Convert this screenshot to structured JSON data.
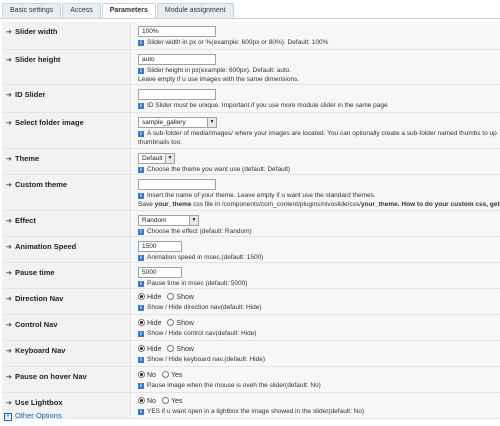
{
  "tabs": [
    "Basic settings",
    "Access",
    "Parameters",
    "Module assignment"
  ],
  "active_tab": "Parameters",
  "params": {
    "slider_width": {
      "label": "Slider width",
      "value": "100%",
      "help": "Slider width in px or %(example: 600px or 80%). Default: 100%"
    },
    "slider_height": {
      "label": "Slider height",
      "value": "auto",
      "help": "Slider height in px(example: 600px). Default: auto.",
      "help2": "Leave empty if u use images with the same dimensions."
    },
    "id_slider": {
      "label": "ID Slider",
      "value": "",
      "help": "ID Slider must be unique. Important if you use more module slider in the same page"
    },
    "folder": {
      "label": "Select folder image",
      "value": "sample_gallery",
      "help": "A sub-folder of media/images/ where your images are located. You can optionally create a sub-folder named thumbs to up",
      "help2": "thumbnails too."
    },
    "theme": {
      "label": "Theme",
      "value": "Default",
      "help": "Choose the theme you want use (default: Default)"
    },
    "custom_theme": {
      "label": "Custom theme",
      "value": "",
      "help": "Insert the name of your theme. Leave empty if u want use the standard themes.",
      "help2_a": "Save ",
      "help2_b": "your_theme",
      "help2_c": " css file in /components/com_content/plugins/nivoslide/css/",
      "help2_d": "your_theme.",
      "help2_e": " How to do your custom css, get"
    },
    "effect": {
      "label": "Effect",
      "value": "Random",
      "help": "Choose the effect (default: Random)"
    },
    "anim_speed": {
      "label": "Animation Speed",
      "value": "1500",
      "help": "Animation speed in msec.(default: 1500)"
    },
    "pause_time": {
      "label": "Pause time",
      "value": "5000",
      "help": "Pause time in msec (default: 5000)"
    },
    "direction_nav": {
      "label": "Direction Nav",
      "opt1": "Hide",
      "opt2": "Show",
      "help": "Show / Hide direction nav(default: Hide)"
    },
    "control_nav": {
      "label": "Control Nav",
      "opt1": "Hide",
      "opt2": "Show",
      "help": "Show / Hide control nav(default: Hide)"
    },
    "keyboard_nav": {
      "label": "Keyboard Nav",
      "opt1": "Hide",
      "opt2": "Show",
      "help": "Show / Hide keyboard nav.(default: Hide)"
    },
    "pause_hover": {
      "label": "Pause on hover Nav",
      "opt1": "No",
      "opt2": "Yes",
      "help": "Pause image when the mouse is oveh the slider(default: No)"
    },
    "lightbox": {
      "label": "Use Lightbox",
      "opt1": "No",
      "opt2": "Yes",
      "help": "YES if u want open in a lightbox the image showed in the slider(default: No)"
    }
  },
  "other_options": "Other Options",
  "icons": {
    "row_arrow": "arrow-right-icon",
    "info": "info-icon",
    "expand": "plus-icon"
  },
  "colors": {
    "accent": "#1a5fb4",
    "info": "#3a7bc8"
  }
}
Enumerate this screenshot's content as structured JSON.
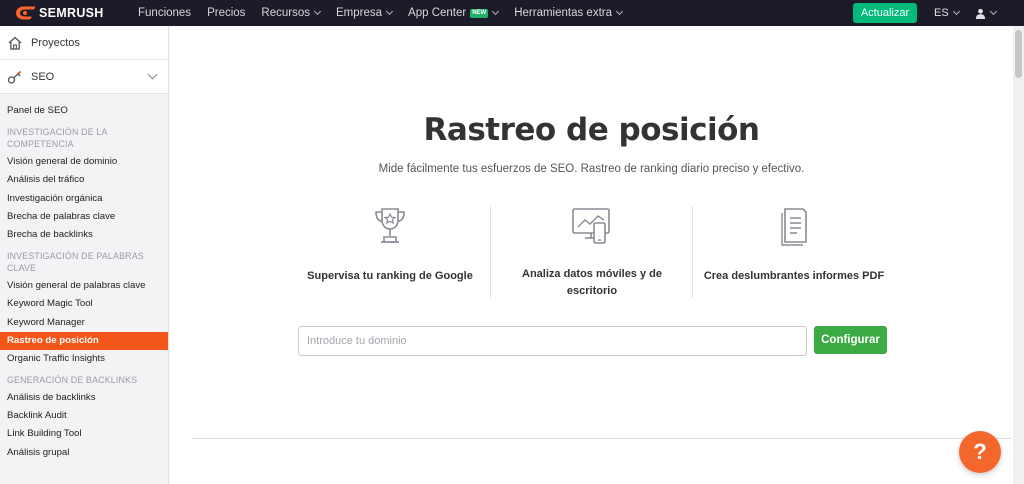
{
  "topbar": {
    "logo_text": "SEMRUSH",
    "nav": [
      {
        "label": "Funciones",
        "dropdown": false
      },
      {
        "label": "Precios",
        "dropdown": false
      },
      {
        "label": "Recursos",
        "dropdown": true
      },
      {
        "label": "Empresa",
        "dropdown": true
      },
      {
        "label": "App Center",
        "dropdown": true,
        "badge": "NEW"
      },
      {
        "label": "Herramientas extra",
        "dropdown": true
      }
    ],
    "upgrade_label": "Actualizar",
    "language": "ES",
    "colors": {
      "bar": "#1c1c28",
      "upgrade": "#00ba7c"
    }
  },
  "sidebar": {
    "projects_label": "Proyectos",
    "seo_label": "SEO",
    "groups": [
      {
        "section": "",
        "items": [
          "Panel de SEO"
        ]
      },
      {
        "section": "INVESTIGACIÓN DE LA COMPETENCIA",
        "items": [
          "Visión general de dominio",
          "Análisis del tráfico",
          "Investigación orgánica",
          "Brecha de palabras clave",
          "Brecha de backlinks"
        ]
      },
      {
        "section": "INVESTIGACIÓN DE PALABRAS CLAVE",
        "items": [
          "Visión general de palabras clave",
          "Keyword Magic Tool",
          "Keyword Manager",
          "Rastreo de posición",
          "Organic Traffic Insights"
        ]
      },
      {
        "section": "GENERACIÓN DE BACKLINKS",
        "items": [
          "Análisis de backlinks",
          "Backlink Audit",
          "Link Building Tool",
          "Análisis grupal"
        ]
      }
    ],
    "active_item": "Rastreo de posición",
    "active_color": "#f4561a"
  },
  "main": {
    "title": "Rastreo de posición",
    "subtitle": "Mide fácilmente tus esfuerzos de SEO. Rastreo de ranking diario preciso y efectivo.",
    "features": [
      {
        "icon": "trophy-icon",
        "label_lines": [
          "Supervisa tu ranking de Google"
        ]
      },
      {
        "icon": "desktop-mobile-icon",
        "label_lines": [
          "Analiza datos móviles y de",
          "escritorio"
        ]
      },
      {
        "icon": "document-icon",
        "label_lines": [
          "Crea deslumbrantes informes PDF"
        ]
      }
    ],
    "domain_placeholder": "Introduce tu dominio",
    "configure_label": "Configurar",
    "configure_color": "#3bab43"
  },
  "help": {
    "label": "?",
    "color": "#f4672c"
  }
}
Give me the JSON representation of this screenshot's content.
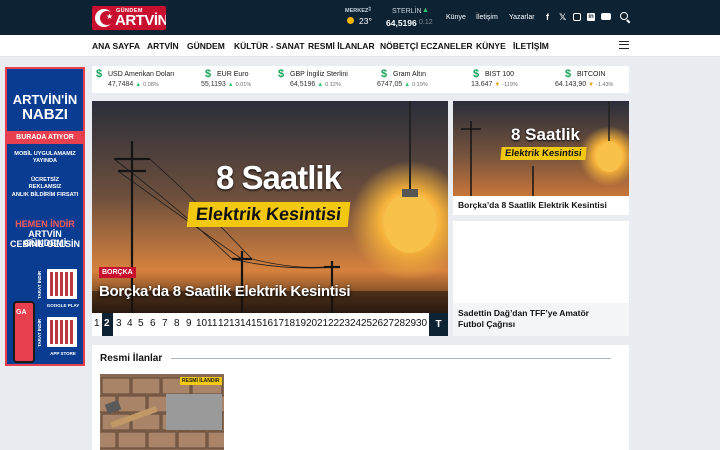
{
  "brand": {
    "small": "GÜNDEM",
    "big": "ARTVİN",
    "primary_color": "#c8102e",
    "dark_color": "#0d2233"
  },
  "weather": {
    "city": "MERKEZ",
    "temp": "23°"
  },
  "currency_top": {
    "name": "STERLİN",
    "value": "64,5196",
    "change": "0.12"
  },
  "top_links": [
    "Künye",
    "İletişim",
    "Yazarlar"
  ],
  "social_icons": [
    "facebook-icon",
    "x-icon",
    "instagram-icon",
    "linkedin-icon",
    "youtube-icon"
  ],
  "nav": [
    "ANA SAYFA",
    "ARTVİN",
    "GÜNDEM",
    "KÜLTÜR - SANAT",
    "RESMİ İLANLAR",
    "NÖBETÇİ ECZANELER",
    "KÜNYE",
    "İLETİŞİM"
  ],
  "ticker": [
    {
      "name": "USD Amerikan Doları",
      "value": "47,7484",
      "change": "0.08%",
      "dir": "up"
    },
    {
      "name": "EUR Euro",
      "value": "55,1193",
      "change": "0.01%",
      "dir": "up"
    },
    {
      "name": "GBP İngiliz Sterlini",
      "value": "64,5196",
      "change": "0.12%",
      "dir": "up"
    },
    {
      "name": "Gram Altın",
      "value": "6747,05",
      "change": "0.19%",
      "dir": "up"
    },
    {
      "name": "BIST 100",
      "value": "13.647",
      "change": "-119%",
      "dir": "down"
    },
    {
      "name": "BITCOIN",
      "value": "64.143,90",
      "change": "-1.43%",
      "dir": "down"
    }
  ],
  "ad": {
    "head1": "ARTVİN'İN",
    "head2": "NABZI",
    "band": "BURADA ATIYOR",
    "line1": "MOBİL UYGULAMAMIZ",
    "line2": "YAYINDA",
    "line3": "ÜCRETSİZ",
    "line4": "REKLAMSIZ",
    "line5": "ANLIK BİLDİRİM FIRSATI",
    "cta1": "HEMEN İNDİR",
    "cta2": "ARTVİN GÜNDEMİ",
    "cta3": "CEBİNE GELSİN",
    "phone": "GA",
    "scan1": "TARAT İNDİR",
    "scan2": "TARAT İNDİR",
    "store1": "GOOGLE PLAY",
    "store2": "APP STORE"
  },
  "hero": {
    "image_line1": "8 Saatlik",
    "image_line2": "Elektrik Kesintisi",
    "category": "BORÇKA",
    "title": "Borçka’da 8 Saatlik Elektrik Kesintisi"
  },
  "pager": {
    "pages": [
      "1",
      "2",
      "3",
      "4",
      "5",
      "6",
      "7",
      "8",
      "9",
      "10",
      "11",
      "12",
      "13",
      "14",
      "15",
      "16",
      "17",
      "18",
      "19",
      "20",
      "21",
      "22",
      "23",
      "24",
      "25",
      "26",
      "27",
      "28",
      "29",
      "30"
    ],
    "active": "2",
    "last": "T"
  },
  "side": [
    {
      "image_line1": "8 Saatlik",
      "image_line2": "Elektrik Kesintisi",
      "title": "Borçka’da 8 Saatlik Elektrik Kesintisi"
    },
    {
      "title_line1": "Sadettin Dağ’dan TFF’ye Amatör",
      "title_line2": "Futbol Çağrısı"
    }
  ],
  "resmi": {
    "title": "Resmi İlanlar",
    "badge": "RESMİ İLANDIR"
  }
}
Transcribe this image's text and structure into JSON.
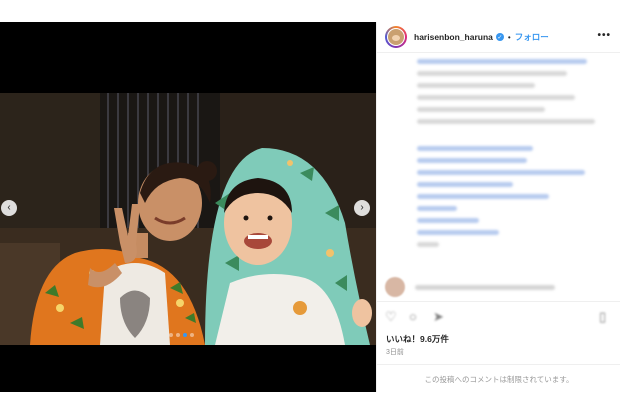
{
  "post": {
    "username": "harisenbon_haruna",
    "separator": "•",
    "follow_label": "フォロー",
    "more_label": "•••",
    "verified_symbol": "✓",
    "likes": "いいね！9.6万件",
    "time_ago": "3日前",
    "comments_restricted": "この投稿へのコメントは制限されています。"
  },
  "media": {
    "prev_symbol": "‹",
    "next_symbol": "›",
    "slide_count": 4,
    "active_slide": 3
  },
  "icons": {
    "like": "heart-icon",
    "comment": "comment-icon",
    "share": "share-icon",
    "save": "bookmark-icon"
  },
  "colors": {
    "accent": "#3897f0",
    "text": "#262626",
    "muted": "#8e8e8e",
    "media_bg": "#000000"
  }
}
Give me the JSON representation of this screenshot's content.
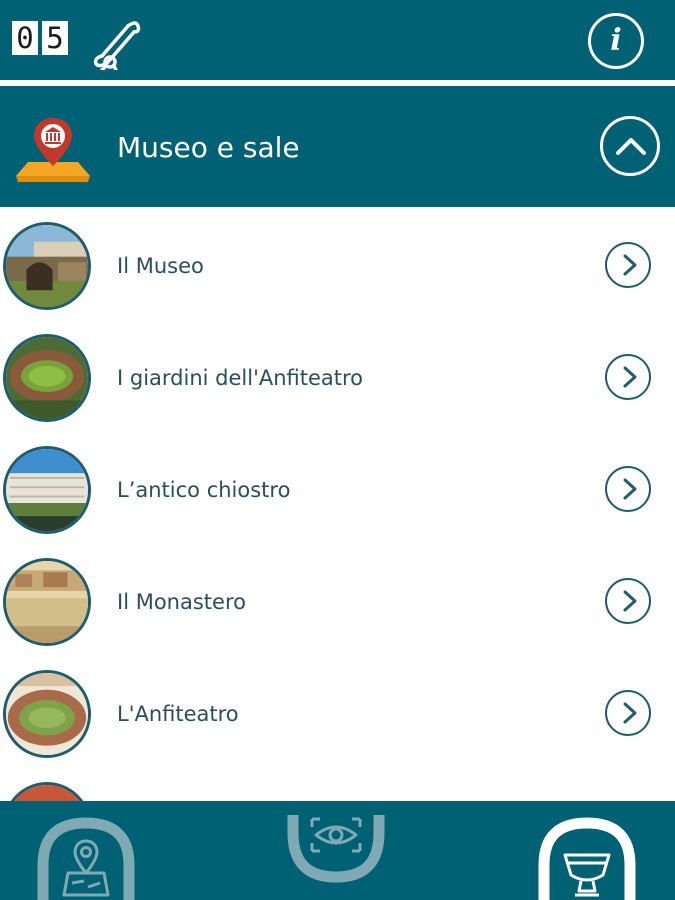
{
  "topbar": {
    "counter_digits": [
      "0",
      "5"
    ],
    "scroll_icon": "scroll-icon",
    "info_label": "i"
  },
  "section": {
    "title": "Museo e sale",
    "icon": "museum-location-icon",
    "collapse_icon": "chevron-up-icon"
  },
  "items": [
    {
      "label": "Il Museo"
    },
    {
      "label": "I giardini dell'Anfiteatro"
    },
    {
      "label": "L’antico chiostro"
    },
    {
      "label": "Il Monastero"
    },
    {
      "label": "L'Anfiteatro"
    }
  ],
  "bottom_nav": [
    {
      "icon": "map-location-icon",
      "active": false
    },
    {
      "icon": "eye-icon",
      "active": false
    },
    {
      "icon": "vase-icon",
      "active": true
    }
  ],
  "colors": {
    "primary": "#006174",
    "white": "#ffffff",
    "text": "#2b4e5c",
    "outline": "#1f5c6e",
    "accent_orange": "#f5a623",
    "accent_red": "#c0392b"
  }
}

→ **WHAT THE EXERCISE ASKS**:
Copy out each line that contains the word "Kesintisi".

→ **ANSWER TO THE PROBLEM**:
    "image_line2": "Elektrik Kesintisi",
    "title": "Borçka’da 8 Saatlik Elektrik Kesintisi"
      "image_line2": "Elektrik Kesintisi",
      "title": "Borçka’da 8 Saatlik Elektrik Kesintisi"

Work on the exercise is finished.